Directions for this task =
Pull every line holding the string "repeats" from the records below.

[Items from a dataset]

—————

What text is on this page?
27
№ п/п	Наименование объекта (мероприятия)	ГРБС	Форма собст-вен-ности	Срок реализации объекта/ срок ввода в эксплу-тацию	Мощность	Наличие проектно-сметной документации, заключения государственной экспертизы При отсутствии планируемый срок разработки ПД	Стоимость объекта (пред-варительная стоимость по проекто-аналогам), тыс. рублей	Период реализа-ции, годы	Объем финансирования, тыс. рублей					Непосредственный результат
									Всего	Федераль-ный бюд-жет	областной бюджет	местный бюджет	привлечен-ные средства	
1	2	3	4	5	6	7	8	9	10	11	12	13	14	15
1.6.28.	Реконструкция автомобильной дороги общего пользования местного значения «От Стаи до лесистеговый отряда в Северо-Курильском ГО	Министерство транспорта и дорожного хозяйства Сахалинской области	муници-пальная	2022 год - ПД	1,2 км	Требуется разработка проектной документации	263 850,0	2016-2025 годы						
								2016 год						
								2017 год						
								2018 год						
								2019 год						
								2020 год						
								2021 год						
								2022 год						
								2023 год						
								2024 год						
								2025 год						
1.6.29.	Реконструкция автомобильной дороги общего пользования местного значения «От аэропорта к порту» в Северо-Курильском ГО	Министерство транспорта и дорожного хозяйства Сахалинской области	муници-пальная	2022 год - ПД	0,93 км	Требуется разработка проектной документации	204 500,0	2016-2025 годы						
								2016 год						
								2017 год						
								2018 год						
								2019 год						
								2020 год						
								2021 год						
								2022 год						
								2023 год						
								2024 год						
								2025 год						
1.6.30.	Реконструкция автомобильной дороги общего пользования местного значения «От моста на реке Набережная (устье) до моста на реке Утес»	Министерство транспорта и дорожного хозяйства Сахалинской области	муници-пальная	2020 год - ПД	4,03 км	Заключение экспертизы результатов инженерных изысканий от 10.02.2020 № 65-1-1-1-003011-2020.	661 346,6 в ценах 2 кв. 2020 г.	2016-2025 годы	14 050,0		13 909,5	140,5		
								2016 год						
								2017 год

—————

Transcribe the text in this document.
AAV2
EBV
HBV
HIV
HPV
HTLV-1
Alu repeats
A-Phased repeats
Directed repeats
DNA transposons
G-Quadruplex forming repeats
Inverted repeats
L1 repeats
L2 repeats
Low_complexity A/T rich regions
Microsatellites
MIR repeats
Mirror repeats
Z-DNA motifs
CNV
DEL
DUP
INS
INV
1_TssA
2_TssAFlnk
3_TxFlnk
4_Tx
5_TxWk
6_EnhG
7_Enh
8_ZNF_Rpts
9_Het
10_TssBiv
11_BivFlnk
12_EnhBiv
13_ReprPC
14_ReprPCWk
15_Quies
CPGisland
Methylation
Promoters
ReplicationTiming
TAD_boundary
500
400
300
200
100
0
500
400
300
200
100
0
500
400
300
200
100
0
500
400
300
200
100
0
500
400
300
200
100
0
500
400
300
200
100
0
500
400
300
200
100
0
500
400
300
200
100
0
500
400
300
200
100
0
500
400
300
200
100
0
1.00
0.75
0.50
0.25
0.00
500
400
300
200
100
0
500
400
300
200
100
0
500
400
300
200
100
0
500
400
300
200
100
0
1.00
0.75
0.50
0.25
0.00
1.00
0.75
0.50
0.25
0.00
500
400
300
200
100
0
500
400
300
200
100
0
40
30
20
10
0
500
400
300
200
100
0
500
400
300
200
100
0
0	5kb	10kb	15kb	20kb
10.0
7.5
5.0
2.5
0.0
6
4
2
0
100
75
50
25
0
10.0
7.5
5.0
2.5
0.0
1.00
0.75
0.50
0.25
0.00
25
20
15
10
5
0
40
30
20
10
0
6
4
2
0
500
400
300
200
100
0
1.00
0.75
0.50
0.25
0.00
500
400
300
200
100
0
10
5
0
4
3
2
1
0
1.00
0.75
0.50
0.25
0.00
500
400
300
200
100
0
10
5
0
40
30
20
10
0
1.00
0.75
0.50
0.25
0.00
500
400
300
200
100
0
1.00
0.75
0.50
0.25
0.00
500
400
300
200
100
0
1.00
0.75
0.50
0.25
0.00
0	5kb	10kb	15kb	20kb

—————

Solution to the exercise =
Alu repeats
A-Phased repeats
Directed repeats
G-Quadruplex forming repeats
Inverted repeats
L1 repeats
L2 repeats
MIR repeats
Mirror repeats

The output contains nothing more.